→ TASK TO CARRY OUT
Filter out everything except lines holding "greater".

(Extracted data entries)
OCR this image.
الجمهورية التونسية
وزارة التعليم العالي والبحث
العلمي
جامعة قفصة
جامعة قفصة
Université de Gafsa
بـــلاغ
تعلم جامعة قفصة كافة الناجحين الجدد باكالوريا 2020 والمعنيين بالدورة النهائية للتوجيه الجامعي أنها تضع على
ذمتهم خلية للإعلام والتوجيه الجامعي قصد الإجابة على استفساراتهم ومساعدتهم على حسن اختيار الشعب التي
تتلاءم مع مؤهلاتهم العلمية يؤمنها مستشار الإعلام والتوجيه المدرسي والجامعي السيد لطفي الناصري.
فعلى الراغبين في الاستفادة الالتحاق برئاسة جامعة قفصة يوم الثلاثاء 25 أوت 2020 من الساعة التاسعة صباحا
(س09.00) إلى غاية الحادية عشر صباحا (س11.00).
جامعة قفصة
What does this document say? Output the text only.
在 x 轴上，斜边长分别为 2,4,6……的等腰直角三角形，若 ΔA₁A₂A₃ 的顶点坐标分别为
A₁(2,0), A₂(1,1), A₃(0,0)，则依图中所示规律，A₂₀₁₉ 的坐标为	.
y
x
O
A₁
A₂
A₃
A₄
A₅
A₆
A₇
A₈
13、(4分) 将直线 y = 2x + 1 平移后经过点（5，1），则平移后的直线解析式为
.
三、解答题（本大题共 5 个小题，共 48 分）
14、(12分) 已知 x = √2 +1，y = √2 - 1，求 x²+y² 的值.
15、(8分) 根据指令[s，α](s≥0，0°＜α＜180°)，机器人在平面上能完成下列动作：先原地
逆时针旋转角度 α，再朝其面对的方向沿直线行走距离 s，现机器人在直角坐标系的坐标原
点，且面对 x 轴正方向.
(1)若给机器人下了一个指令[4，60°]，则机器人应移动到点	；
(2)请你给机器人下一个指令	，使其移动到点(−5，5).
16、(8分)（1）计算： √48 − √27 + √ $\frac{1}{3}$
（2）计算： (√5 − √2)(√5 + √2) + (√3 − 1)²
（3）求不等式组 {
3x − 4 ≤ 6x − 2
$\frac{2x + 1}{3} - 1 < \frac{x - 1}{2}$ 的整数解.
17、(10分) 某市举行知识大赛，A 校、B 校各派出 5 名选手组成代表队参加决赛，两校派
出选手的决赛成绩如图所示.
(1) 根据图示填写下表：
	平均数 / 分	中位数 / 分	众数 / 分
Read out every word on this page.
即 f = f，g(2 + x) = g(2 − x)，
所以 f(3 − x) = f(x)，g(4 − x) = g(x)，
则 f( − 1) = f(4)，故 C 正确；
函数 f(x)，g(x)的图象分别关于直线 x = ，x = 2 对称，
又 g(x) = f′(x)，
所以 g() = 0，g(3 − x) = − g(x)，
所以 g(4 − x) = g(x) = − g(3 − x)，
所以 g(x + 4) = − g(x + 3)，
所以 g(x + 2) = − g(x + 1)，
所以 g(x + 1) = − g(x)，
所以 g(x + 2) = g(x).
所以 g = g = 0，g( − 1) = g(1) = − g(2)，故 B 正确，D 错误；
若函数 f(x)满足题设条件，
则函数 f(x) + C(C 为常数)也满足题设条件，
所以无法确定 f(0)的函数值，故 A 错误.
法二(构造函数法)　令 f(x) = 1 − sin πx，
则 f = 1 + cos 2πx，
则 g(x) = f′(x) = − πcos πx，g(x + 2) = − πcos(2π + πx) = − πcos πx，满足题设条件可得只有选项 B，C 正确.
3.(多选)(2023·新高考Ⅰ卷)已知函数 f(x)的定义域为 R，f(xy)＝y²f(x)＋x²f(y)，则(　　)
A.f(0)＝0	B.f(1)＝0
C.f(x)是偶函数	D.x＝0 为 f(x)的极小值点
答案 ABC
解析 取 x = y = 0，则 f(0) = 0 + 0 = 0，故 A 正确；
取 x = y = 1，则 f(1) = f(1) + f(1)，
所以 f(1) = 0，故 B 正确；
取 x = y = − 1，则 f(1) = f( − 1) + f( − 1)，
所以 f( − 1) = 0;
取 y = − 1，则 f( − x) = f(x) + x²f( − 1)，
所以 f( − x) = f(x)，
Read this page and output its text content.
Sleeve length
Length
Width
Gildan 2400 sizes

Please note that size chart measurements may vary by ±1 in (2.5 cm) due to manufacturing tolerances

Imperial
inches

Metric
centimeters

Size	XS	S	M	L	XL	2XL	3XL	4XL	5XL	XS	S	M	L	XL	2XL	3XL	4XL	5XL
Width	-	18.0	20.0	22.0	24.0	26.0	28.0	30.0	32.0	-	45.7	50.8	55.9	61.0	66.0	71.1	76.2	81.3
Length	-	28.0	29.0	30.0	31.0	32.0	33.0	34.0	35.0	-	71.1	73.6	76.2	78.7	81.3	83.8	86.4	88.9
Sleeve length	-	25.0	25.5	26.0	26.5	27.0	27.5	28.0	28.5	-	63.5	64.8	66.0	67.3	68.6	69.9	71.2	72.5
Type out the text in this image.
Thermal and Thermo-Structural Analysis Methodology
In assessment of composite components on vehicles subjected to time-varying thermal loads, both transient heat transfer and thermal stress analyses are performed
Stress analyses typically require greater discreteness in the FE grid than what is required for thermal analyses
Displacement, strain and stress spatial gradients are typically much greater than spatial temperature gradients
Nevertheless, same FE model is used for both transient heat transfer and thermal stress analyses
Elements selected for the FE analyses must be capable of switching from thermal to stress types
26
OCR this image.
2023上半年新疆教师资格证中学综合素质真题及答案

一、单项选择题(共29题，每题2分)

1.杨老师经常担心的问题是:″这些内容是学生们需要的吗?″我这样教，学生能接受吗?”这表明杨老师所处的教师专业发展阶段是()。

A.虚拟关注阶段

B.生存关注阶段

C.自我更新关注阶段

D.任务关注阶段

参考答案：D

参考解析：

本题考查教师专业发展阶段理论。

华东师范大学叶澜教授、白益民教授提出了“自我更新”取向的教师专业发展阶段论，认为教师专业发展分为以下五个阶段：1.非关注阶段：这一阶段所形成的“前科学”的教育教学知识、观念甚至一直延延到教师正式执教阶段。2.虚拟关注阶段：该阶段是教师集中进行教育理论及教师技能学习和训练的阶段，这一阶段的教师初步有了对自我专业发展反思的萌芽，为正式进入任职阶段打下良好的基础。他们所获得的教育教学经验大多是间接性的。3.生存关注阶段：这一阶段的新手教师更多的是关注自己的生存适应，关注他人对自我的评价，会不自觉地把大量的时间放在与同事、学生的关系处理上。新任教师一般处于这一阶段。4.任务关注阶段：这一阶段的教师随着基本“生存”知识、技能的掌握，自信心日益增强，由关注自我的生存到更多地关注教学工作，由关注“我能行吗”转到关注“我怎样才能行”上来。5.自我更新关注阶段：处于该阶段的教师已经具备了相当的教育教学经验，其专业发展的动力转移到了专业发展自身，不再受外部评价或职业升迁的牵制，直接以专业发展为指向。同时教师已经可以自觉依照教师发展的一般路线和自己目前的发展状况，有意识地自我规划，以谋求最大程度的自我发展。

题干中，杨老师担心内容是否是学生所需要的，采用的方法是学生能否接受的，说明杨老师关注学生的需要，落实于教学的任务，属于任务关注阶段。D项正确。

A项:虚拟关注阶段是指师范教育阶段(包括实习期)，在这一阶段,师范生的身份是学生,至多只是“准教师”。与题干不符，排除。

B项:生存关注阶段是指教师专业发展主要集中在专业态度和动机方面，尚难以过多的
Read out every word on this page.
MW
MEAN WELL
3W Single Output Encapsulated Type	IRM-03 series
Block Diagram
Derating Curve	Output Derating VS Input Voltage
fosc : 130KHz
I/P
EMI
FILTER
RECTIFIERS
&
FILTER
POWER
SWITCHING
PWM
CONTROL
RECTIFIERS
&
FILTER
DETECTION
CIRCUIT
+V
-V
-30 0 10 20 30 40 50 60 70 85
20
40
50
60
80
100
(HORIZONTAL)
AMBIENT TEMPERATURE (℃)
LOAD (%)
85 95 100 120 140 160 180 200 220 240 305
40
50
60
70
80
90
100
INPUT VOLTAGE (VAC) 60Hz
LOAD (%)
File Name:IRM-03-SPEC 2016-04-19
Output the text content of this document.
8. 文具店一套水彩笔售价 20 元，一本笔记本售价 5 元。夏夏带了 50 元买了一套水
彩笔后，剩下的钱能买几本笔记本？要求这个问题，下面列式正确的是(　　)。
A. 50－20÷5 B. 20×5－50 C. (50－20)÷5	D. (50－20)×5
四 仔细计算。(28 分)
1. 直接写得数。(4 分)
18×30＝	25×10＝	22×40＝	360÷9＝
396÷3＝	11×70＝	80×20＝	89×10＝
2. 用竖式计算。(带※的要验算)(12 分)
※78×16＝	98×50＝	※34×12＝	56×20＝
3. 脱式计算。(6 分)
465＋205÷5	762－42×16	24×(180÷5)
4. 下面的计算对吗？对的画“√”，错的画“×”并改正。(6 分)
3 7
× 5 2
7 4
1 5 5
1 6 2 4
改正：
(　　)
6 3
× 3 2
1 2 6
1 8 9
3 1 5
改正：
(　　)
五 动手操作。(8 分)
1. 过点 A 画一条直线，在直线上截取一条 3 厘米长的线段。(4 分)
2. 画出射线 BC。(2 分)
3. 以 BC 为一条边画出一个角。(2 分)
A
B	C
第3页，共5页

→ FINAL ANSWER
Stress analyses typically require greater discreteness in the FE grid than what is required for thermal analyses
Displacement, strain and stress spatial gradients are typically much greater than spatial temperature gradients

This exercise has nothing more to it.